-- Problem to solve --
How many lines of these records hold the string "true"? Reply with the number alone.

Data entries:
-*-*-

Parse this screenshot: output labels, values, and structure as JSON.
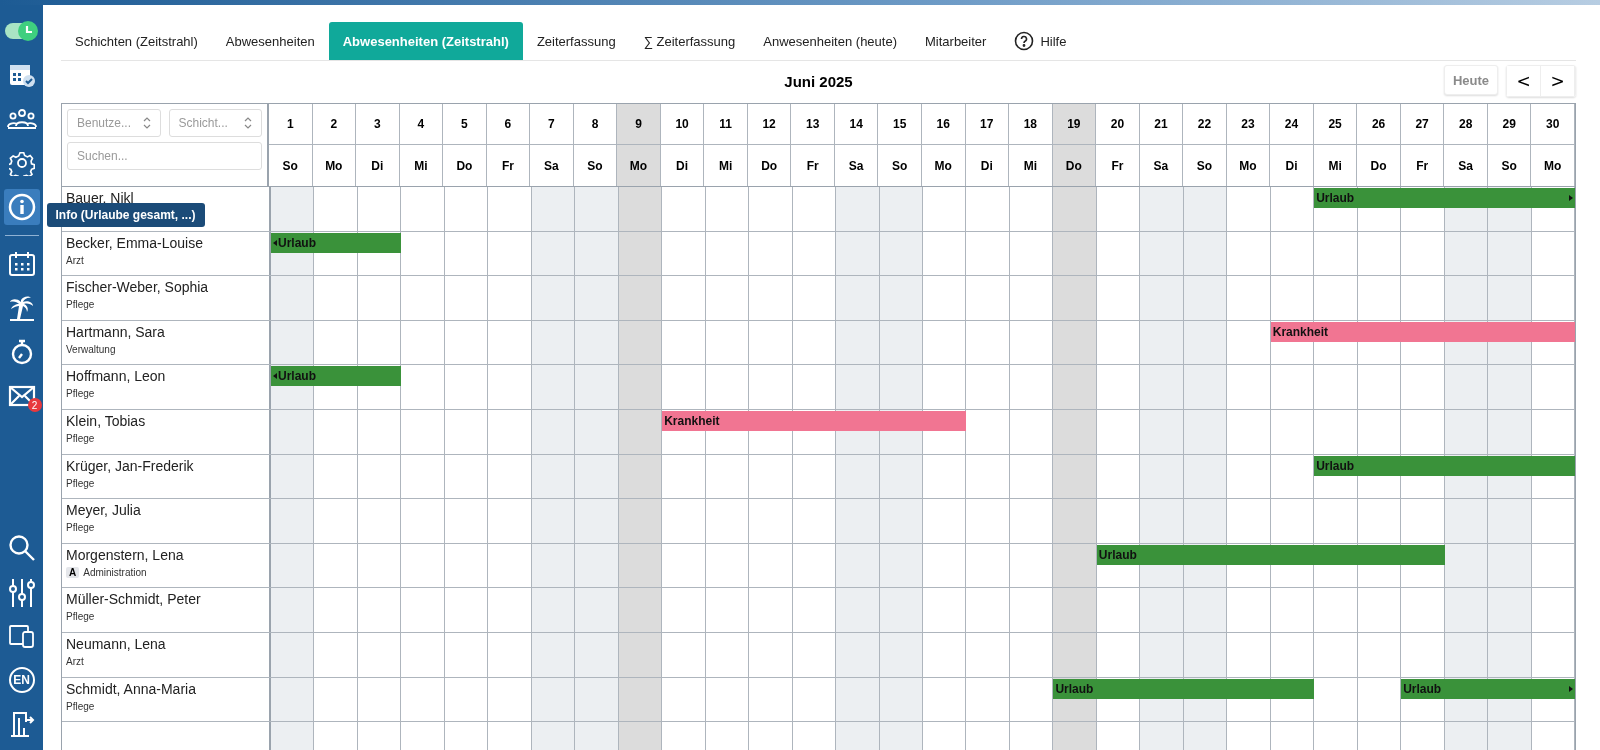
{
  "sidebar": {
    "items": [
      {
        "kind": "toggle",
        "selected": false
      },
      {
        "kind": "calendar-check",
        "selected": false
      },
      {
        "kind": "people",
        "selected": false
      },
      {
        "kind": "gear",
        "selected": false
      },
      {
        "kind": "info",
        "selected": true,
        "tooltip": "Info (Urlaube gesamt, ...)"
      },
      {
        "kind": "divider"
      },
      {
        "kind": "calendar",
        "selected": false
      },
      {
        "kind": "palm",
        "selected": false
      },
      {
        "kind": "stopwatch",
        "selected": false
      },
      {
        "kind": "mail",
        "selected": false,
        "badge": "2"
      },
      {
        "kind": "spacer"
      },
      {
        "kind": "search",
        "selected": false
      },
      {
        "kind": "sliders",
        "selected": false
      },
      {
        "kind": "devices",
        "selected": false
      },
      {
        "kind": "language",
        "selected": false,
        "label": "EN"
      },
      {
        "kind": "exit",
        "selected": false
      }
    ]
  },
  "tabs": [
    {
      "label": "Schichten (Zeitstrahl)",
      "selected": false
    },
    {
      "label": "Abwesenheiten",
      "selected": false
    },
    {
      "label": "Abwesenheiten (Zeitstrahl)",
      "selected": true
    },
    {
      "label": "Zeiterfassung",
      "selected": false
    },
    {
      "label": "∑ Zeiterfassung",
      "selected": false
    },
    {
      "label": "Anwesenheiten (heute)",
      "selected": false
    },
    {
      "label": "Mitarbeiter",
      "selected": false
    },
    {
      "label": "Hilfe",
      "selected": false,
      "kind": "help"
    }
  ],
  "month": "Juni 2025",
  "today_button": {
    "label": "Heute",
    "disabled": true
  },
  "nav": {
    "prev": "<",
    "next": ">"
  },
  "filters": {
    "user_select": {
      "placeholder": "Benutze..."
    },
    "shift_select": {
      "placeholder": "Schicht..."
    },
    "search": {
      "placeholder": "Suchen..."
    }
  },
  "days": [
    {
      "date": "1",
      "weekday": "So",
      "kind": "weekend"
    },
    {
      "date": "2",
      "weekday": "Mo",
      "kind": "normal"
    },
    {
      "date": "3",
      "weekday": "Di",
      "kind": "normal"
    },
    {
      "date": "4",
      "weekday": "Mi",
      "kind": "normal"
    },
    {
      "date": "5",
      "weekday": "Do",
      "kind": "normal"
    },
    {
      "date": "6",
      "weekday": "Fr",
      "kind": "normal"
    },
    {
      "date": "7",
      "weekday": "Sa",
      "kind": "weekend"
    },
    {
      "date": "8",
      "weekday": "So",
      "kind": "weekend"
    },
    {
      "date": "9",
      "weekday": "Mo",
      "kind": "holiday"
    },
    {
      "date": "10",
      "weekday": "Di",
      "kind": "normal"
    },
    {
      "date": "11",
      "weekday": "Mi",
      "kind": "normal"
    },
    {
      "date": "12",
      "weekday": "Do",
      "kind": "normal"
    },
    {
      "date": "13",
      "weekday": "Fr",
      "kind": "normal"
    },
    {
      "date": "14",
      "weekday": "Sa",
      "kind": "weekend"
    },
    {
      "date": "15",
      "weekday": "So",
      "kind": "weekend"
    },
    {
      "date": "16",
      "weekday": "Mo",
      "kind": "normal"
    },
    {
      "date": "17",
      "weekday": "Di",
      "kind": "normal"
    },
    {
      "date": "18",
      "weekday": "Mi",
      "kind": "normal"
    },
    {
      "date": "19",
      "weekday": "Do",
      "kind": "holiday"
    },
    {
      "date": "20",
      "weekday": "Fr",
      "kind": "normal"
    },
    {
      "date": "21",
      "weekday": "Sa",
      "kind": "weekend"
    },
    {
      "date": "22",
      "weekday": "So",
      "kind": "weekend"
    },
    {
      "date": "23",
      "weekday": "Mo",
      "kind": "normal"
    },
    {
      "date": "24",
      "weekday": "Di",
      "kind": "normal"
    },
    {
      "date": "25",
      "weekday": "Mi",
      "kind": "normal"
    },
    {
      "date": "26",
      "weekday": "Do",
      "kind": "normal"
    },
    {
      "date": "27",
      "weekday": "Fr",
      "kind": "normal"
    },
    {
      "date": "28",
      "weekday": "Sa",
      "kind": "weekend"
    },
    {
      "date": "29",
      "weekday": "So",
      "kind": "weekend"
    },
    {
      "date": "30",
      "weekday": "Mo",
      "kind": "normal"
    }
  ],
  "employees": [
    {
      "name": "Bauer, Nikl",
      "cells": [
        {
          "kind": "free"
        },
        {
          "kind": "free"
        },
        {
          "kind": "free"
        },
        {
          "kind": "free"
        },
        {
          "kind": "free"
        },
        {
          "kind": "free"
        },
        {
          "kind": "free"
        },
        {
          "kind": "free"
        },
        {
          "kind": "free"
        },
        {
          "kind": "free"
        },
        {
          "kind": "free"
        },
        {
          "kind": "free"
        },
        {
          "kind": "free"
        },
        {
          "kind": "free"
        },
        {
          "kind": "free"
        },
        {
          "kind": "free"
        },
        {
          "kind": "free"
        },
        {
          "kind": "free"
        },
        {
          "kind": "free"
        },
        {
          "kind": "free"
        },
        {
          "kind": "free"
        },
        {
          "kind": "free"
        },
        {
          "kind": "free"
        },
        {
          "kind": "free"
        },
        {
          "kind": "vacation",
          "label": "Urlaub",
          "continues_left": false,
          "continues_right": true
        },
        {
          "kind": "vacation"
        },
        {
          "kind": "vacation"
        },
        {
          "kind": "vacation"
        },
        {
          "kind": "vacation"
        },
        {
          "kind": "vacation"
        }
      ]
    },
    {
      "name": "Becker, Emma-Louise",
      "role": "Arzt",
      "cells": [
        {
          "kind": "vacation",
          "label": "Urlaub",
          "continues_left": true,
          "continues_right": false
        },
        {
          "kind": "vacation"
        },
        {
          "kind": "vacation"
        },
        {
          "kind": "free"
        },
        {
          "kind": "free"
        },
        {
          "kind": "free"
        },
        {
          "kind": "free"
        },
        {
          "kind": "free"
        },
        {
          "kind": "free"
        },
        {
          "kind": "free"
        },
        {
          "kind": "free"
        },
        {
          "kind": "free"
        },
        {
          "kind": "free"
        },
        {
          "kind": "free"
        },
        {
          "kind": "free"
        },
        {
          "kind": "free"
        },
        {
          "kind": "free"
        },
        {
          "kind": "free"
        },
        {
          "kind": "free"
        },
        {
          "kind": "free"
        },
        {
          "kind": "free"
        },
        {
          "kind": "free"
        },
        {
          "kind": "free"
        },
        {
          "kind": "free"
        },
        {
          "kind": "free"
        },
        {
          "kind": "free"
        },
        {
          "kind": "free"
        },
        {
          "kind": "free"
        },
        {
          "kind": "free"
        },
        {
          "kind": "free"
        }
      ]
    },
    {
      "name": "Fischer-Weber, Sophia",
      "role": "Pflege",
      "cells": [
        {
          "kind": "free"
        },
        {
          "kind": "free"
        },
        {
          "kind": "free"
        },
        {
          "kind": "free"
        },
        {
          "kind": "free"
        },
        {
          "kind": "free"
        },
        {
          "kind": "free"
        },
        {
          "kind": "free"
        },
        {
          "kind": "free"
        },
        {
          "kind": "free"
        },
        {
          "kind": "free"
        },
        {
          "kind": "free"
        },
        {
          "kind": "free"
        },
        {
          "kind": "free"
        },
        {
          "kind": "free"
        },
        {
          "kind": "free"
        },
        {
          "kind": "free"
        },
        {
          "kind": "free"
        },
        {
          "kind": "free"
        },
        {
          "kind": "free"
        },
        {
          "kind": "free"
        },
        {
          "kind": "free"
        },
        {
          "kind": "free"
        },
        {
          "kind": "free"
        },
        {
          "kind": "free"
        },
        {
          "kind": "free"
        },
        {
          "kind": "free"
        },
        {
          "kind": "free"
        },
        {
          "kind": "free"
        },
        {
          "kind": "free"
        }
      ]
    },
    {
      "name": "Hartmann, Sara",
      "role": "Verwaltung",
      "cells": [
        {
          "kind": "free"
        },
        {
          "kind": "free"
        },
        {
          "kind": "free"
        },
        {
          "kind": "free"
        },
        {
          "kind": "free"
        },
        {
          "kind": "free"
        },
        {
          "kind": "free"
        },
        {
          "kind": "free"
        },
        {
          "kind": "free"
        },
        {
          "kind": "free"
        },
        {
          "kind": "free"
        },
        {
          "kind": "free"
        },
        {
          "kind": "free"
        },
        {
          "kind": "free"
        },
        {
          "kind": "free"
        },
        {
          "kind": "free"
        },
        {
          "kind": "free"
        },
        {
          "kind": "free"
        },
        {
          "kind": "free"
        },
        {
          "kind": "free"
        },
        {
          "kind": "free"
        },
        {
          "kind": "free"
        },
        {
          "kind": "free"
        },
        {
          "kind": "sickness",
          "label": "Krankheit",
          "continues_left": false,
          "continues_right": false
        },
        {
          "kind": "sickness"
        },
        {
          "kind": "sickness"
        },
        {
          "kind": "sickness"
        },
        {
          "kind": "sickness"
        },
        {
          "kind": "sickness"
        },
        {
          "kind": "sickness"
        }
      ]
    },
    {
      "name": "Hoffmann, Leon",
      "role": "Pflege",
      "cells": [
        {
          "kind": "vacation",
          "label": "Urlaub",
          "continues_left": true,
          "continues_right": false
        },
        {
          "kind": "vacation"
        },
        {
          "kind": "vacation"
        },
        {
          "kind": "free"
        },
        {
          "kind": "free"
        },
        {
          "kind": "free"
        },
        {
          "kind": "free"
        },
        {
          "kind": "free"
        },
        {
          "kind": "free"
        },
        {
          "kind": "free"
        },
        {
          "kind": "free"
        },
        {
          "kind": "free"
        },
        {
          "kind": "free"
        },
        {
          "kind": "free"
        },
        {
          "kind": "free"
        },
        {
          "kind": "free"
        },
        {
          "kind": "free"
        },
        {
          "kind": "free"
        },
        {
          "kind": "free"
        },
        {
          "kind": "free"
        },
        {
          "kind": "free"
        },
        {
          "kind": "free"
        },
        {
          "kind": "free"
        },
        {
          "kind": "free"
        },
        {
          "kind": "free"
        },
        {
          "kind": "free"
        },
        {
          "kind": "free"
        },
        {
          "kind": "free"
        },
        {
          "kind": "free"
        },
        {
          "kind": "free"
        }
      ]
    },
    {
      "name": "Klein, Tobias",
      "role": "Pflege",
      "cells": [
        {
          "kind": "free"
        },
        {
          "kind": "free"
        },
        {
          "kind": "free"
        },
        {
          "kind": "free"
        },
        {
          "kind": "free"
        },
        {
          "kind": "free"
        },
        {
          "kind": "free"
        },
        {
          "kind": "free"
        },
        {
          "kind": "free"
        },
        {
          "kind": "sickness",
          "label": "Krankheit",
          "continues_left": false,
          "continues_right": false
        },
        {
          "kind": "sickness"
        },
        {
          "kind": "sickness"
        },
        {
          "kind": "sickness"
        },
        {
          "kind": "sickness"
        },
        {
          "kind": "sickness"
        },
        {
          "kind": "sickness"
        },
        {
          "kind": "free"
        },
        {
          "kind": "free"
        },
        {
          "kind": "free"
        },
        {
          "kind": "free"
        },
        {
          "kind": "free"
        },
        {
          "kind": "free"
        },
        {
          "kind": "free"
        },
        {
          "kind": "free"
        },
        {
          "kind": "free"
        },
        {
          "kind": "free"
        },
        {
          "kind": "free"
        },
        {
          "kind": "free"
        },
        {
          "kind": "free"
        },
        {
          "kind": "free"
        }
      ]
    },
    {
      "name": "Krüger, Jan-Frederik",
      "role": "Pflege",
      "cells": [
        {
          "kind": "free"
        },
        {
          "kind": "free"
        },
        {
          "kind": "free"
        },
        {
          "kind": "free"
        },
        {
          "kind": "free"
        },
        {
          "kind": "free"
        },
        {
          "kind": "free"
        },
        {
          "kind": "free"
        },
        {
          "kind": "free"
        },
        {
          "kind": "free"
        },
        {
          "kind": "free"
        },
        {
          "kind": "free"
        },
        {
          "kind": "free"
        },
        {
          "kind": "free"
        },
        {
          "kind": "free"
        },
        {
          "kind": "free"
        },
        {
          "kind": "free"
        },
        {
          "kind": "free"
        },
        {
          "kind": "free"
        },
        {
          "kind": "free"
        },
        {
          "kind": "free"
        },
        {
          "kind": "free"
        },
        {
          "kind": "free"
        },
        {
          "kind": "free"
        },
        {
          "kind": "vacation",
          "label": "Urlaub",
          "continues_left": false,
          "continues_right": false
        },
        {
          "kind": "vacation"
        },
        {
          "kind": "vacation"
        },
        {
          "kind": "vacation"
        },
        {
          "kind": "vacation"
        },
        {
          "kind": "vacation"
        }
      ]
    },
    {
      "name": "Meyer, Julia",
      "role": "Pflege",
      "cells": [
        {
          "kind": "free"
        },
        {
          "kind": "free"
        },
        {
          "kind": "free"
        },
        {
          "kind": "free"
        },
        {
          "kind": "free"
        },
        {
          "kind": "free"
        },
        {
          "kind": "free"
        },
        {
          "kind": "free"
        },
        {
          "kind": "free"
        },
        {
          "kind": "free"
        },
        {
          "kind": "free"
        },
        {
          "kind": "free"
        },
        {
          "kind": "free"
        },
        {
          "kind": "free"
        },
        {
          "kind": "free"
        },
        {
          "kind": "free"
        },
        {
          "kind": "free"
        },
        {
          "kind": "free"
        },
        {
          "kind": "free"
        },
        {
          "kind": "free"
        },
        {
          "kind": "free"
        },
        {
          "kind": "free"
        },
        {
          "kind": "free"
        },
        {
          "kind": "free"
        },
        {
          "kind": "free"
        },
        {
          "kind": "free"
        },
        {
          "kind": "free"
        },
        {
          "kind": "free"
        },
        {
          "kind": "free"
        },
        {
          "kind": "free"
        }
      ]
    },
    {
      "name": "Morgenstern, Lena",
      "role_badge": "A",
      "role": "Administration",
      "cells": [
        {
          "kind": "free"
        },
        {
          "kind": "free"
        },
        {
          "kind": "free"
        },
        {
          "kind": "free"
        },
        {
          "kind": "free"
        },
        {
          "kind": "free"
        },
        {
          "kind": "free"
        },
        {
          "kind": "free"
        },
        {
          "kind": "free"
        },
        {
          "kind": "free"
        },
        {
          "kind": "free"
        },
        {
          "kind": "free"
        },
        {
          "kind": "free"
        },
        {
          "kind": "free"
        },
        {
          "kind": "free"
        },
        {
          "kind": "free"
        },
        {
          "kind": "free"
        },
        {
          "kind": "free"
        },
        {
          "kind": "free"
        },
        {
          "kind": "vacation",
          "label": "Urlaub",
          "continues_left": false,
          "continues_right": false
        },
        {
          "kind": "vacation"
        },
        {
          "kind": "vacation"
        },
        {
          "kind": "vacation"
        },
        {
          "kind": "vacation"
        },
        {
          "kind": "vacation"
        },
        {
          "kind": "vacation"
        },
        {
          "kind": "vacation"
        },
        {
          "kind": "free"
        },
        {
          "kind": "free"
        },
        {
          "kind": "free"
        }
      ]
    },
    {
      "name": "Müller-Schmidt, Peter",
      "role": "Pflege",
      "cells": [
        {
          "kind": "free"
        },
        {
          "kind": "free"
        },
        {
          "kind": "free"
        },
        {
          "kind": "free"
        },
        {
          "kind": "free"
        },
        {
          "kind": "free"
        },
        {
          "kind": "free"
        },
        {
          "kind": "free"
        },
        {
          "kind": "free"
        },
        {
          "kind": "free"
        },
        {
          "kind": "free"
        },
        {
          "kind": "free"
        },
        {
          "kind": "free"
        },
        {
          "kind": "free"
        },
        {
          "kind": "free"
        },
        {
          "kind": "free"
        },
        {
          "kind": "free"
        },
        {
          "kind": "free"
        },
        {
          "kind": "free"
        },
        {
          "kind": "free"
        },
        {
          "kind": "free"
        },
        {
          "kind": "free"
        },
        {
          "kind": "free"
        },
        {
          "kind": "free"
        },
        {
          "kind": "free"
        },
        {
          "kind": "free"
        },
        {
          "kind": "free"
        },
        {
          "kind": "free"
        },
        {
          "kind": "free"
        },
        {
          "kind": "free"
        }
      ]
    },
    {
      "name": "Neumann, Lena",
      "role": "Arzt",
      "cells": [
        {
          "kind": "free"
        },
        {
          "kind": "free"
        },
        {
          "kind": "free"
        },
        {
          "kind": "free"
        },
        {
          "kind": "free"
        },
        {
          "kind": "free"
        },
        {
          "kind": "free"
        },
        {
          "kind": "free"
        },
        {
          "kind": "free"
        },
        {
          "kind": "free"
        },
        {
          "kind": "free"
        },
        {
          "kind": "free"
        },
        {
          "kind": "free"
        },
        {
          "kind": "free"
        },
        {
          "kind": "free"
        },
        {
          "kind": "free"
        },
        {
          "kind": "free"
        },
        {
          "kind": "free"
        },
        {
          "kind": "free"
        },
        {
          "kind": "free"
        },
        {
          "kind": "free"
        },
        {
          "kind": "free"
        },
        {
          "kind": "free"
        },
        {
          "kind": "free"
        },
        {
          "kind": "free"
        },
        {
          "kind": "free"
        },
        {
          "kind": "free"
        },
        {
          "kind": "free"
        },
        {
          "kind": "free"
        },
        {
          "kind": "free"
        }
      ]
    },
    {
      "name": "Schmidt, Anna-Maria",
      "role": "Pflege",
      "cells": [
        {
          "kind": "free"
        },
        {
          "kind": "free"
        },
        {
          "kind": "free"
        },
        {
          "kind": "free"
        },
        {
          "kind": "free"
        },
        {
          "kind": "free"
        },
        {
          "kind": "free"
        },
        {
          "kind": "free"
        },
        {
          "kind": "free"
        },
        {
          "kind": "free"
        },
        {
          "kind": "free"
        },
        {
          "kind": "free"
        },
        {
          "kind": "free"
        },
        {
          "kind": "free"
        },
        {
          "kind": "free"
        },
        {
          "kind": "free"
        },
        {
          "kind": "free"
        },
        {
          "kind": "free"
        },
        {
          "kind": "vacation",
          "label": "Urlaub",
          "continues_left": false,
          "continues_right": false
        },
        {
          "kind": "vacation"
        },
        {
          "kind": "vacation"
        },
        {
          "kind": "vacation"
        },
        {
          "kind": "vacation"
        },
        {
          "kind": "vacation"
        },
        {
          "kind": "free"
        },
        {
          "kind": "free"
        },
        {
          "kind": "vacation",
          "label": "Urlaub",
          "continues_left": false,
          "continues_right": true
        },
        {
          "kind": "vacation"
        },
        {
          "kind": "vacation"
        },
        {
          "kind": "vacation"
        }
      ]
    }
  ]
}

-*-*-

-- Output for this task --
7